▶ _YOUR OBJECTIVE_
In the records below, find the line containing "Give me the", then extract that line and all subsequent lines exactly, leaving out everything else.

Dataset entries on figures:
*****

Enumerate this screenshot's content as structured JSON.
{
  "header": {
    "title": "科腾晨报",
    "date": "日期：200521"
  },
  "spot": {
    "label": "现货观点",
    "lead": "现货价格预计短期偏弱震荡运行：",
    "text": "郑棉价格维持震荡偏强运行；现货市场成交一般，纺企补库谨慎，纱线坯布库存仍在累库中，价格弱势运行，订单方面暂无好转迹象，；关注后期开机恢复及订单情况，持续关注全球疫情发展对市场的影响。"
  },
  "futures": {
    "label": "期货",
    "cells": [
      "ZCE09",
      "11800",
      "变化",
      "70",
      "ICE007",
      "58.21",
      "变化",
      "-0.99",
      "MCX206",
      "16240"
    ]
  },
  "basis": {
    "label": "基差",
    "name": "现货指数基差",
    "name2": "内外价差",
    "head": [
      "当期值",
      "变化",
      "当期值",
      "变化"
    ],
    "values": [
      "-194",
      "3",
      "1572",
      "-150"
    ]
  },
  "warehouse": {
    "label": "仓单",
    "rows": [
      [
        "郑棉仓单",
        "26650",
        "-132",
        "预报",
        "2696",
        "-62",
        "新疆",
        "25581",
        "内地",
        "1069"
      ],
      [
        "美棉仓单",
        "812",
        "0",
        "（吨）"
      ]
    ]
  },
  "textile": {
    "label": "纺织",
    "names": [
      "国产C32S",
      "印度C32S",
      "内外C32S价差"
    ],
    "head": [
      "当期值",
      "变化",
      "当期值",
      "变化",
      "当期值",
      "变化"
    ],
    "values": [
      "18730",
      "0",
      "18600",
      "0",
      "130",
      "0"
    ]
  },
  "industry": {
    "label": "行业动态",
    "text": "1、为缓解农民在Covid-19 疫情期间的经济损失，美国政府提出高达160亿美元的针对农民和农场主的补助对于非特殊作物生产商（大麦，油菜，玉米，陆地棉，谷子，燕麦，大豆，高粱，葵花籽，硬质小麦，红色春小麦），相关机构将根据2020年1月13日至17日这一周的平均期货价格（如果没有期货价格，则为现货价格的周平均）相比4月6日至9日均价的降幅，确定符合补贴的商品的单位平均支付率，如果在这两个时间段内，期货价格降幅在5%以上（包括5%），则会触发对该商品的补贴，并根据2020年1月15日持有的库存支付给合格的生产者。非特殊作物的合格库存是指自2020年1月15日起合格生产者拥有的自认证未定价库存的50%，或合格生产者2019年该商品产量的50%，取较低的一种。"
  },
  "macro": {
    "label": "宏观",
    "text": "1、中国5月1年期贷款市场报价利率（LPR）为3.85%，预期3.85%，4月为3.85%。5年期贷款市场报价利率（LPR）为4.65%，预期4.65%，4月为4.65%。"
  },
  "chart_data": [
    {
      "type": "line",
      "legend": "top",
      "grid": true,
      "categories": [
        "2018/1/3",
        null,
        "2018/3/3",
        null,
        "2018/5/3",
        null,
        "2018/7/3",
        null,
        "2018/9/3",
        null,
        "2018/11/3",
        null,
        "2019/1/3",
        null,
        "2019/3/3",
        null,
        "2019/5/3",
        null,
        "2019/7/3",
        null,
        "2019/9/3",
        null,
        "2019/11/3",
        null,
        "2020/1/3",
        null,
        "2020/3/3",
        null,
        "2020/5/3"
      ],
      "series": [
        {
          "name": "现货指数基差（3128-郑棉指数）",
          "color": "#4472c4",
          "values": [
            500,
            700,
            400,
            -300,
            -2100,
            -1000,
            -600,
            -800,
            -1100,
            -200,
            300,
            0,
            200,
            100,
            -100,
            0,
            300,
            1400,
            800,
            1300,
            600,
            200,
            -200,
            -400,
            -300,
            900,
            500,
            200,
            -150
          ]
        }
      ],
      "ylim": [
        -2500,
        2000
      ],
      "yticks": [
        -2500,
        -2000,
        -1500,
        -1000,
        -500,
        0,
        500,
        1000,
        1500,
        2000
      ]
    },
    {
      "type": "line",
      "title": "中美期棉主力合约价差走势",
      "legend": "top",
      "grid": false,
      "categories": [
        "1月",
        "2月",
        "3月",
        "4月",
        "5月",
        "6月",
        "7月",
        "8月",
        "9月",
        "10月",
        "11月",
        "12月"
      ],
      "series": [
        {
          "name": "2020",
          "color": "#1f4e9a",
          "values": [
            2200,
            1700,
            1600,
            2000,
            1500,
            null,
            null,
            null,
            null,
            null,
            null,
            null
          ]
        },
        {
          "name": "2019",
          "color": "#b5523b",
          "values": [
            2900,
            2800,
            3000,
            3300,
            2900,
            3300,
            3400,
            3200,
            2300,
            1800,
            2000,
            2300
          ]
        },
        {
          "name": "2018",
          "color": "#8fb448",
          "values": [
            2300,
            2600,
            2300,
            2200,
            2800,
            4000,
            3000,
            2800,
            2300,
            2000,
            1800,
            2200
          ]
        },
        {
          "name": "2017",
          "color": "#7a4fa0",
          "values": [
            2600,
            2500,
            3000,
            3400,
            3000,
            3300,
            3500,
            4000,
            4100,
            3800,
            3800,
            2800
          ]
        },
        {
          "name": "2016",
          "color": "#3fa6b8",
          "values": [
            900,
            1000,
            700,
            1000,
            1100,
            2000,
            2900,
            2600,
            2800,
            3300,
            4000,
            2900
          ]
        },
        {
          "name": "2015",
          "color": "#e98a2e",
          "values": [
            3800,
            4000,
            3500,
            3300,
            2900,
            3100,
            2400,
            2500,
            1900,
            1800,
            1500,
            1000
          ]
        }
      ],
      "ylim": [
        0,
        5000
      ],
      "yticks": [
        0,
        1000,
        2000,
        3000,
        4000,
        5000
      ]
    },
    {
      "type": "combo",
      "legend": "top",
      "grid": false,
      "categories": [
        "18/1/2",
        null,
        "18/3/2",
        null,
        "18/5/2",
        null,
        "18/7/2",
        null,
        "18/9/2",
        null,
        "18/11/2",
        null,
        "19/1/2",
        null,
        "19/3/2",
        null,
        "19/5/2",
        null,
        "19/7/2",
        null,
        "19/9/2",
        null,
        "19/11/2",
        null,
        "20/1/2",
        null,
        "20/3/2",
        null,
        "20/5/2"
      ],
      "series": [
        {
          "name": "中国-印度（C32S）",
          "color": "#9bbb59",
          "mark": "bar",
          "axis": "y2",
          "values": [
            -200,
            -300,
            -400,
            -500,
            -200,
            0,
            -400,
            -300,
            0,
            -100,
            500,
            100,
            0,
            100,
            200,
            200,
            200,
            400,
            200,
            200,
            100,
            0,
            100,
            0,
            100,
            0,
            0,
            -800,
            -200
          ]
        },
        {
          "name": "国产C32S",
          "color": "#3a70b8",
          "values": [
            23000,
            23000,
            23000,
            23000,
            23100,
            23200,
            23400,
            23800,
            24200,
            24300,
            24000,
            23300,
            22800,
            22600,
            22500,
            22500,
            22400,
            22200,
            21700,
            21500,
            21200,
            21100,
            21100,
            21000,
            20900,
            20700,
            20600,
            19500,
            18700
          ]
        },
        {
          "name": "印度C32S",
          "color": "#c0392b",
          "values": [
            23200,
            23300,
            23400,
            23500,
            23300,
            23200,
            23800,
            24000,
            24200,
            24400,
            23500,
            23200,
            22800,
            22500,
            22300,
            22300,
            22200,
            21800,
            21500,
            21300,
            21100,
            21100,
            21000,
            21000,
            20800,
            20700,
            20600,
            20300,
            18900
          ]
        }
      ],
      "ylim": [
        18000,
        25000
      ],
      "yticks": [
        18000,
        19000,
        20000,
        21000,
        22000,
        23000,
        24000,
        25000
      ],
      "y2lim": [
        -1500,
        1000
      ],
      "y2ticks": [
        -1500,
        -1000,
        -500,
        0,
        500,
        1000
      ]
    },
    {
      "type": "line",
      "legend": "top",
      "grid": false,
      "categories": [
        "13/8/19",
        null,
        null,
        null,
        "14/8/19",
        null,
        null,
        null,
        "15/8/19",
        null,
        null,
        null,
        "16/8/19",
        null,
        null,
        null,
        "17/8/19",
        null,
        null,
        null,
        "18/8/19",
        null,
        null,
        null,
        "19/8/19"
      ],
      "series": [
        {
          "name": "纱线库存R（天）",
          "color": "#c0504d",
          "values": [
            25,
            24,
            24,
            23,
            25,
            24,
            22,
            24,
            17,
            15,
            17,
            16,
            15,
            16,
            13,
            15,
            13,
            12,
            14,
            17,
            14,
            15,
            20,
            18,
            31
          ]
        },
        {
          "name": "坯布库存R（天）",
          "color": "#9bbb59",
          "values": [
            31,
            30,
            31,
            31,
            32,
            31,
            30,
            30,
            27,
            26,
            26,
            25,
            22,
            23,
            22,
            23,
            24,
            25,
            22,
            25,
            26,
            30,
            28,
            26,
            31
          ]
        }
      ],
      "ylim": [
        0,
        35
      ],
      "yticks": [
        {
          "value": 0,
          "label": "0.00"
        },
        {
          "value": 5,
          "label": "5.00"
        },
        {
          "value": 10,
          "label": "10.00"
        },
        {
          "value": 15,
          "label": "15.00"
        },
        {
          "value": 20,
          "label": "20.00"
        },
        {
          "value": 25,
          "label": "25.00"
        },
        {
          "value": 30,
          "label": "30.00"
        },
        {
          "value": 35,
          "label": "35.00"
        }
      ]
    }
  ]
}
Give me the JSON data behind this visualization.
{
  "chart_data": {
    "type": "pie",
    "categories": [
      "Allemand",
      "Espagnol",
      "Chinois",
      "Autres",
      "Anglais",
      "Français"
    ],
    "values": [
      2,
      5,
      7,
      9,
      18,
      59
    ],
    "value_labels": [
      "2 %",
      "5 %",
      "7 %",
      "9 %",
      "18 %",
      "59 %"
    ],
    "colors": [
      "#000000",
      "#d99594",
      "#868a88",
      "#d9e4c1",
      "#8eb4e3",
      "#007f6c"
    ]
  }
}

*****

▶ _TASK ANSWER_
Give me the JSON data behind this visualization.
{
  "chart_data": {
    "type": "pie",
    "categories": [
      "Allemand",
      "Espagnol",
      "Chinois",
      "Autres",
      "Anglais",
      "Français"
    ],
    "values": [
      2,
      5,
      7,
      9,
      18,
      59
    ],
    "value_labels": [
      "2 %",
      "5 %",
      "7 %",
      "9 %",
      "18 %",
      "59 %"
    ],
    "colors": [
      "#000000",
      "#d99594",
      "#868a88",
      "#d9e4c1",
      "#8eb4e3",
      "#007f6c"
    ]
  }
}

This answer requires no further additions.